## EXERCISE INSTRUCTIONS
The records below are split into lines. How many of those lines contain the string "Dover"? Reply with the number only.

## Figure content listings
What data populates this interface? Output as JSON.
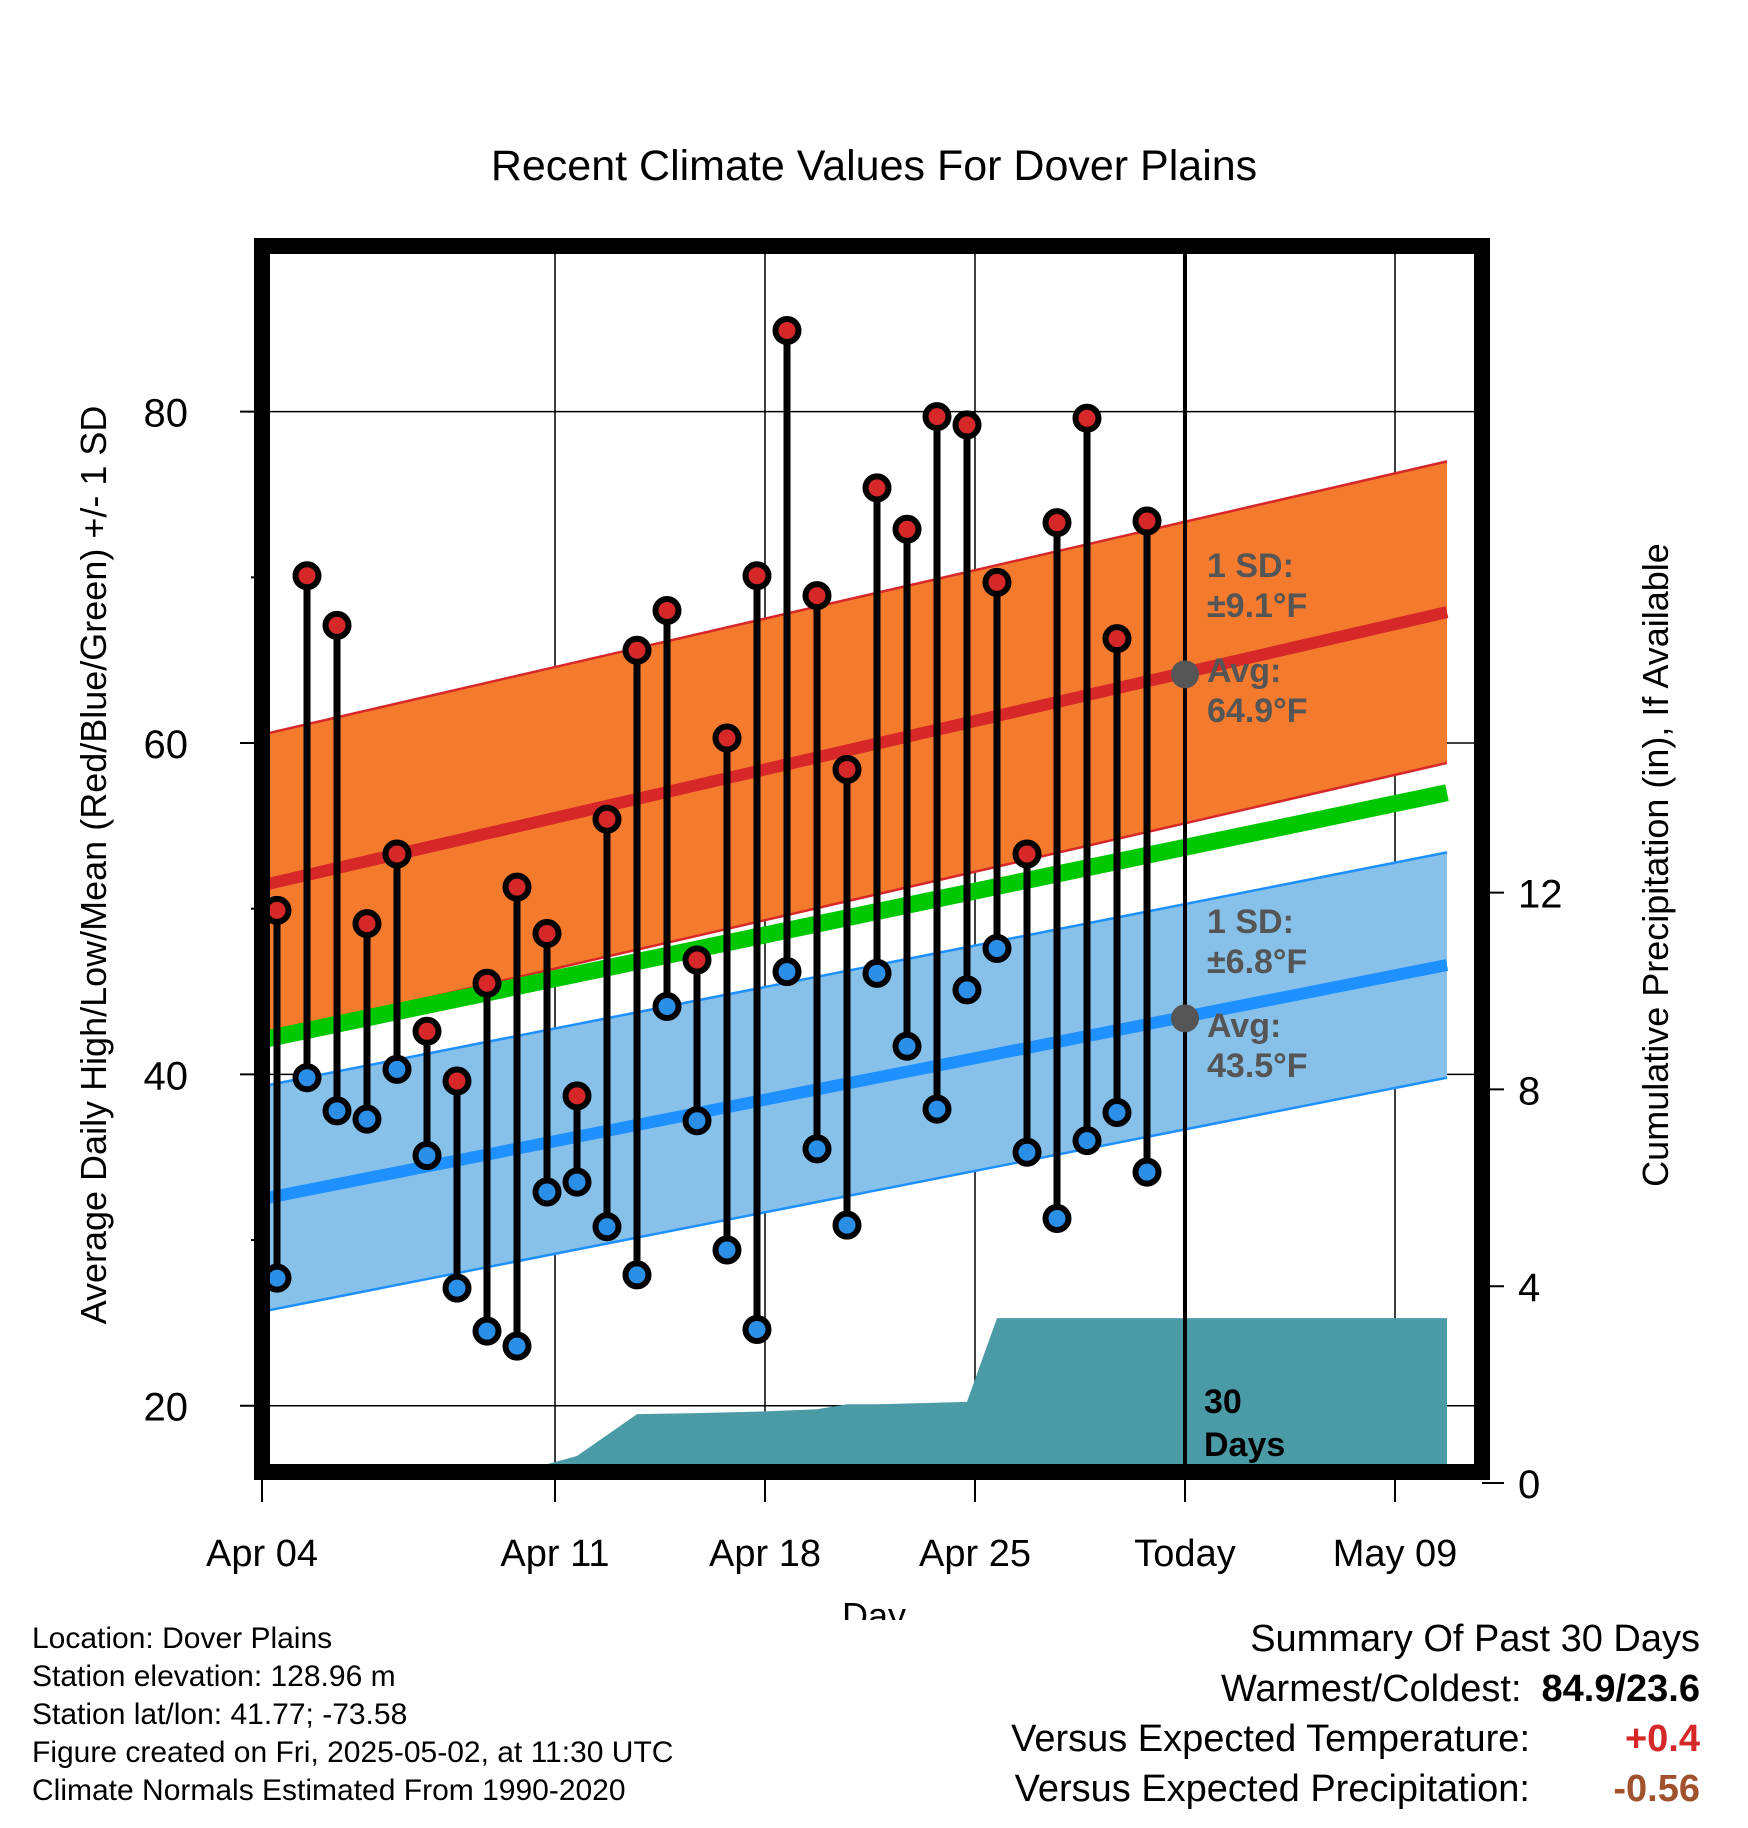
{
  "chart_data": {
    "type": "line",
    "title": "Recent Climate Values For Dover Plains",
    "xlabel": "Day",
    "ylabel_left": "Average Daily High/Low/Mean (Red/Blue/Green) +/- 1 SD",
    "ylabel_right": "Cumulative Precipitation (in), If Available",
    "ylim": [
      16,
      90
    ],
    "y_ticks": [
      20,
      40,
      60,
      80
    ],
    "y_ticks_right": [
      0,
      4,
      8,
      12
    ],
    "x_tick_labels": [
      "Apr 04",
      "Apr 11",
      "Apr 18",
      "Apr 25",
      "Today",
      "May 09"
    ],
    "today_label": [
      "30",
      "Days"
    ],
    "series": [
      {
        "name": "High",
        "x": [
          "Apr 02",
          "Apr 03",
          "Apr 04",
          "Apr 05",
          "Apr 06",
          "Apr 07",
          "Apr 08",
          "Apr 09",
          "Apr 10",
          "Apr 11",
          "Apr 12",
          "Apr 13",
          "Apr 14",
          "Apr 15",
          "Apr 16",
          "Apr 17",
          "Apr 18",
          "Apr 19",
          "Apr 20",
          "Apr 21",
          "Apr 22",
          "Apr 23",
          "Apr 24",
          "Apr 25",
          "Apr 26",
          "Apr 27",
          "Apr 28",
          "Apr 29",
          "Apr 30",
          "May 01"
        ],
        "values": [
          49.9,
          70.1,
          67.1,
          49.1,
          53.3,
          42.6,
          39.6,
          45.5,
          51.3,
          48.5,
          38.7,
          55.4,
          65.6,
          68.0,
          46.9,
          60.3,
          70.1,
          84.9,
          68.9,
          58.4,
          75.4,
          72.9,
          79.7,
          79.2,
          69.7,
          53.3,
          73.3,
          79.6,
          66.3,
          73.4
        ]
      },
      {
        "name": "Low",
        "x": [
          "Apr 02",
          "Apr 03",
          "Apr 04",
          "Apr 05",
          "Apr 06",
          "Apr 07",
          "Apr 08",
          "Apr 09",
          "Apr 10",
          "Apr 11",
          "Apr 12",
          "Apr 13",
          "Apr 14",
          "Apr 15",
          "Apr 16",
          "Apr 17",
          "Apr 18",
          "Apr 19",
          "Apr 20",
          "Apr 21",
          "Apr 22",
          "Apr 23",
          "Apr 24",
          "Apr 25",
          "Apr 26",
          "Apr 27",
          "Apr 28",
          "Apr 29",
          "Apr 30",
          "May 01"
        ],
        "values": [
          27.7,
          39.8,
          37.8,
          37.3,
          40.3,
          35.1,
          27.1,
          24.5,
          23.6,
          32.9,
          33.5,
          30.8,
          27.9,
          44.1,
          37.2,
          29.4,
          24.6,
          46.2,
          35.5,
          30.9,
          46.1,
          41.7,
          37.9,
          45.1,
          47.6,
          35.3,
          31.3,
          36.0,
          37.7,
          34.1
        ]
      },
      {
        "name": "Normal High",
        "x": [
          "Apr 01",
          "May 11"
        ],
        "values": [
          51.2,
          67.9
        ],
        "sd": 9.1,
        "color": "#d62828"
      },
      {
        "name": "Normal Low",
        "x": [
          "Apr 01",
          "May 11"
        ],
        "values": [
          32.3,
          46.6
        ],
        "sd": 6.8,
        "color": "#1e90ff"
      },
      {
        "name": "Normal Mean",
        "x": [
          "Apr 01",
          "May 11"
        ],
        "values": [
          41.9,
          57.0
        ],
        "color": "#00c800"
      },
      {
        "name": "Cumulative Precipitation",
        "axis": "right",
        "x": [
          "Apr 04",
          "Apr 06",
          "Apr 08",
          "Apr 10",
          "Apr 11",
          "Apr 12",
          "Apr 14",
          "Apr 16",
          "Apr 18",
          "Apr 20",
          "Apr 21",
          "Apr 22",
          "Apr 25",
          "Apr 26",
          "May 11"
        ],
        "values": [
          0.0,
          0.18,
          0.28,
          0.3,
          0.38,
          0.55,
          1.4,
          1.42,
          1.45,
          1.5,
          1.6,
          1.6,
          1.65,
          3.35,
          3.35
        ]
      }
    ],
    "annotations": {
      "high_sd_label": "1 SD:",
      "high_sd_value": "±9.1°F",
      "high_avg_label": "Avg:",
      "high_avg_value": "64.9°F",
      "low_sd_label": "1 SD:",
      "low_sd_value": "±6.8°F",
      "low_avg_label": "Avg:",
      "low_avg_value": "43.5°F"
    },
    "colors": {
      "high_band": "#f47a2e",
      "low_band": "#87c1e9",
      "high_dot": "#d62828",
      "low_dot": "#2b8fe8",
      "mean_line": "#00c800",
      "precip": "#4a9ba5"
    }
  },
  "info": {
    "location": "Location: Dover Plains",
    "elevation": "Station elevation: 128.96 m",
    "latlon": "Station lat/lon: 41.77; -73.58",
    "created": "Figure created on Fri, 2025-05-02, at 11:30 UTC",
    "normals": "Climate Normals Estimated From 1990-2020"
  },
  "summary": {
    "heading": "Summary Of Past 30 Days",
    "warm_cold_label": "Warmest/Coldest:",
    "warm_cold_value": "84.9/23.6",
    "temp_label": "Versus Expected Temperature:",
    "temp_value": "+0.4",
    "temp_color": "#d62828",
    "precip_label": "Versus Expected Precipitation:",
    "precip_value": "-0.56",
    "precip_color": "#a0522d"
  }
}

## WRITTEN SOLUTION
2